— START OF MATERIAL FOR THIS TASK —

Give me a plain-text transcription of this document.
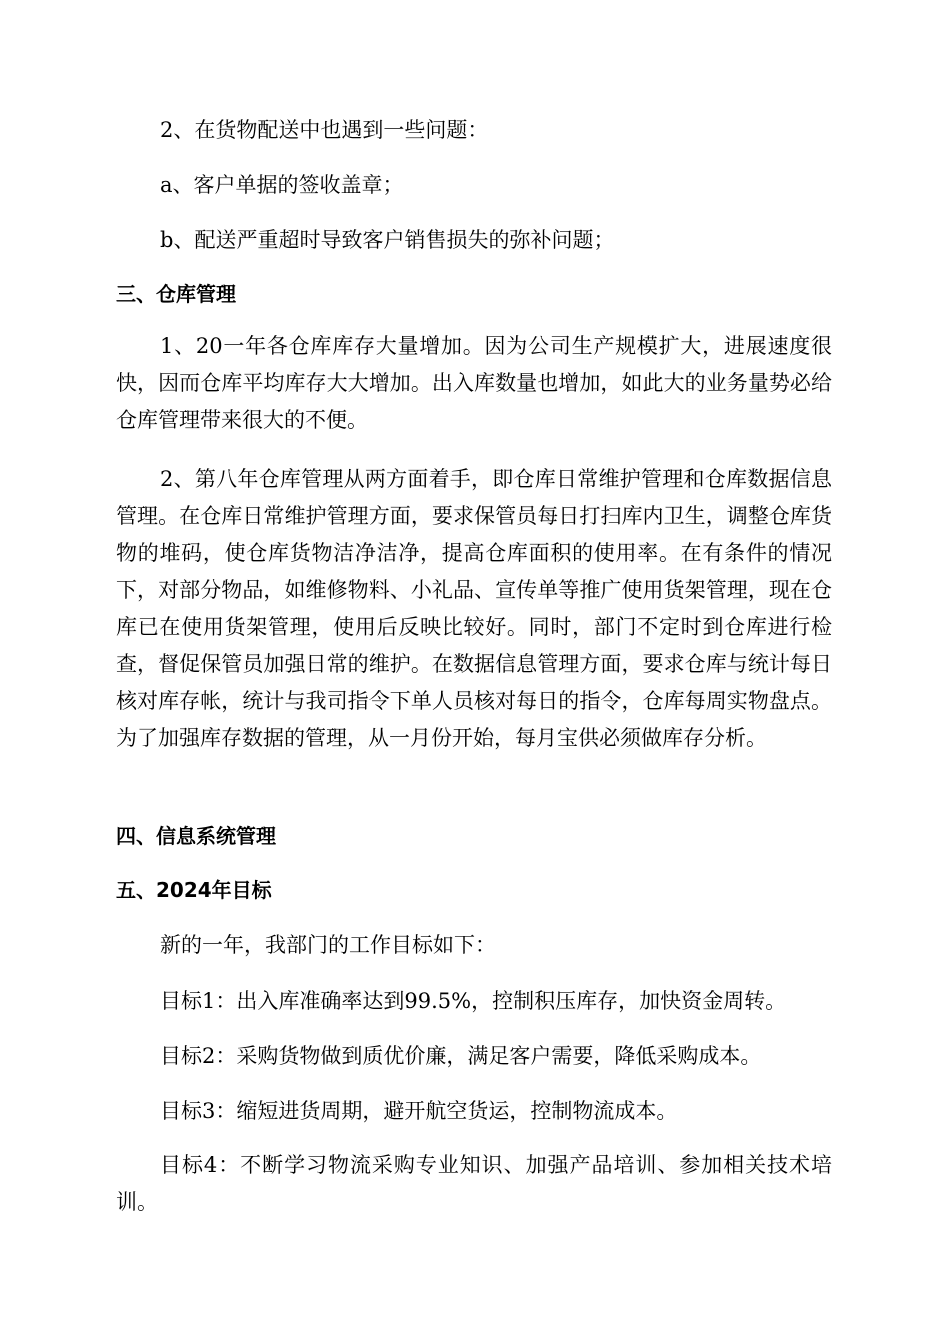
2、在货物配送中也遇到一些问题：
a、客户单据的签收盖章；
b、配送严重超时导致客户销售损失的弥补问题；
三、仓库管理
1、20一年各仓库库存大量增加。因为公司生产规模扩大，进展速度很快，因而仓库平均库存大大增加。出入库数量也增加，如此大的业务量势必给仓库管理带来很大的不便。
2、第八年仓库管理从两方面着手，即仓库日常维护管理和仓库数据信息管理。在仓库日常维护管理方面，要求保管员每日打扫库内卫生，调整仓库货物的堆码，使仓库货物洁净洁净，提高仓库面积的使用率。在有条件的情况下，对部分物品，如维修物料、小礼品、宣传单等推广使用货架管理，现在仓库已在使用货架管理，使用后反映比较好。同时，部门不定时到仓库进行检查，督促保管员加强日常的维护。在数据信息管理方面，要求仓库与统计每日核对库存帐，统计与我司指令下单人员核对每日的指令，仓库每周实物盘点。为了加强库存数据的管理，从一月份开始，每月宝供必须做库存分析。
四、信息系统管理
五、2024年目标
新的一年，我部门的工作目标如下：
目标1：出入库准确率达到99.5%，控制积压库存，加快资金周转。
目标2：采购货物做到质优价廉，满足客户需要，降低采购成本。
目标3：缩短进货周期，避开航空货运，控制物流成本。
目标4：不断学习物流采购专业知识、加强产品培训、参加相关技术培训。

— END OF MATERIAL FOR THIS TASK —

§ **REQUEST**: Copy the material exactly. Do not include the pictures.

§ **IN RESPONSE**:
Give me a plain-text transcription of this document.
2、在货物配送中也遇到一些问题：
a、客户单据的签收盖章；
b、配送严重超时导致客户销售损失的弥补问题；
三、仓库管理
1、20一年各仓库库存大量增加。因为公司生产规模扩大，进展速度很快，因而仓库平均库存大大增加。出入库数量也增加，如此大的业务量势必给仓库管理带来很大的不便。
2、第八年仓库管理从两方面着手，即仓库日常维护管理和仓库数据信息管理。在仓库日常维护管理方面，要求保管员每日打扫库内卫生，调整仓库货物的堆码，使仓库货物洁净洁净，提高仓库面积的使用率。在有条件的情况下，对部分物品，如维修物料、小礼品、宣传单等推广使用货架管理，现在仓库已在使用货架管理，使用后反映比较好。同时，部门不定时到仓库进行检查，督促保管员加强日常的维护。在数据信息管理方面，要求仓库与统计每日核对库存帐，统计与我司指令下单人员核对每日的指令，仓库每周实物盘点。为了加强库存数据的管理，从一月份开始，每月宝供必须做库存分析。
四、信息系统管理
五、2024年目标
新的一年，我部门的工作目标如下：
目标1：出入库准确率达到99.5%，控制积压库存，加快资金周转。
目标2：采购货物做到质优价廉，满足客户需要，降低采购成本。
目标3：缩短进货周期，避开航空货运，控制物流成本。
目标4：不断学习物流采购专业知识、加强产品培训、参加相关技术培训。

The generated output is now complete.